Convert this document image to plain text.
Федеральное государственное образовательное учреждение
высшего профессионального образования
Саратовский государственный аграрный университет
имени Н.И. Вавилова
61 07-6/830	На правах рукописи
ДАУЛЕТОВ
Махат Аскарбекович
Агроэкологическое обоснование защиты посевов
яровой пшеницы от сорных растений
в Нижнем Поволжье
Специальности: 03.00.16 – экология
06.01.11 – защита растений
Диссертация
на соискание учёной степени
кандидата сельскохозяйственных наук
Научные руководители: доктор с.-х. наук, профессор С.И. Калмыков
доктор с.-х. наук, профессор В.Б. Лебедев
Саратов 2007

★ ★ ★ ★

▶ _Task statement_: Copy out each record from above, exactly.

▶ _Exercise result_:
Convert this document image to plain text.
Федеральное государственное образовательное учреждение
высшего профессионального образования
Саратовский государственный аграрный университет
имени Н.И. Вавилова
61 07-6/830	На правах рукописи
ДАУЛЕТОВ
Махат Аскарбекович
Агроэкологическое обоснование защиты посевов
яровой пшеницы от сорных растений
в Нижнем Поволжье
Специальности: 03.00.16 – экология
06.01.11 – защита растений
Диссертация
на соискание учёной степени
кандидата сельскохозяйственных наук
Научные руководители: доктор с.-х. наук, профессор С.И. Калмыков
доктор с.-х. наук, профессор В.Б. Лебедев
Саратов 2007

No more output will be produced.